What you should do: Below is a listing to write out in full, exactly as given, without its pictures.

_ _ _ _ _

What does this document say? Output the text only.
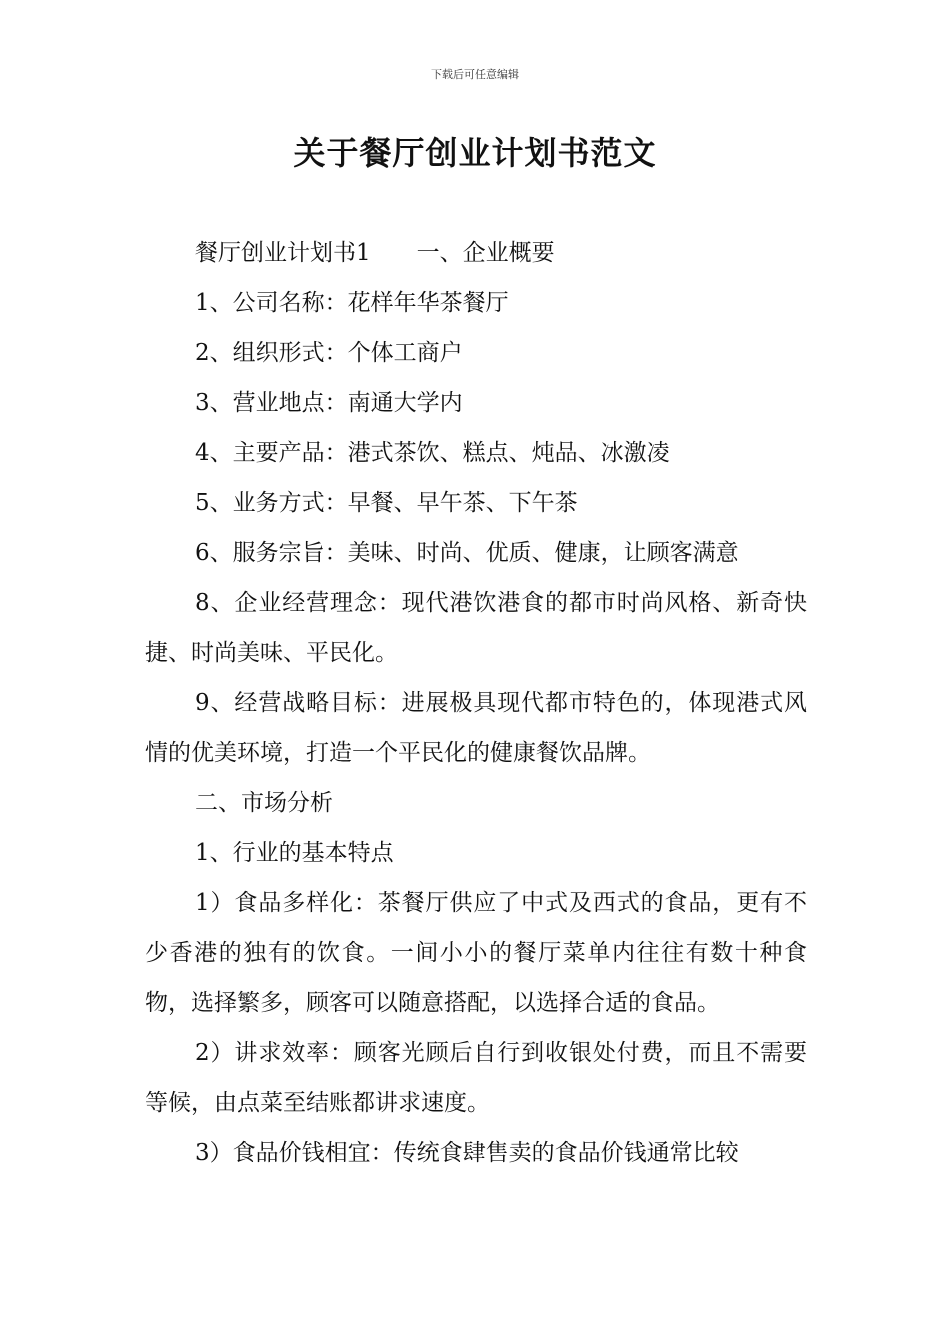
下载后可任意编辑
关于餐厅创业计划书范文

餐厅创业计划书1 一、企业概要

1、公司名称：花样年华茶餐厅

2、组织形式：个体工商户

3、营业地点：南通大学内

4、主要产品：港式茶饮、糕点、炖品、冰激凌

5、业务方式：早餐、早午茶、下午茶

6、服务宗旨：美味、时尚、优质、健康，让顾客满意

8、企业经营理念：现代港饮港食的都市时尚风格、新奇快捷、时尚美味、平民化。

9、经营战略目标：进展极具现代都市特色的，体现港式风情的优美环境，打造一个平民化的健康餐饮品牌。

二、市场分析

1、行业的基本特点

1）食品多样化：茶餐厅供应了中式及西式的食品，更有不少香港的独有的饮食。一间小小的餐厅菜单内往往有数十种食物，选择繁多，顾客可以随意搭配，以选择合适的食品。

2）讲求效率：顾客光顾后自行到收银处付费，而且不需要等候，由点菜至结账都讲求速度。

3）食品价钱相宜：传统食肆售卖的食品价钱通常比较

_ _ _ _ _

Output of the task:
What does this document say? Output the text only.
下载后可任意编辑
关于餐厅创业计划书范文

餐厅创业计划书1 一、企业概要

1、公司名称：花样年华茶餐厅

2、组织形式：个体工商户

3、营业地点：南通大学内

4、主要产品：港式茶饮、糕点、炖品、冰激凌

5、业务方式：早餐、早午茶、下午茶

6、服务宗旨：美味、时尚、优质、健康，让顾客满意

8、企业经营理念：现代港饮港食的都市时尚风格、新奇快捷、时尚美味、平民化。

9、经营战略目标：进展极具现代都市特色的，体现港式风情的优美环境，打造一个平民化的健康餐饮品牌。

二、市场分析

1、行业的基本特点

1）食品多样化：茶餐厅供应了中式及西式的食品，更有不少香港的独有的饮食。一间小小的餐厅菜单内往往有数十种食物，选择繁多，顾客可以随意搭配，以选择合适的食品。

2）讲求效率：顾客光顾后自行到收银处付费，而且不需要等候，由点菜至结账都讲求速度。

3）食品价钱相宜：传统食肆售卖的食品价钱通常比较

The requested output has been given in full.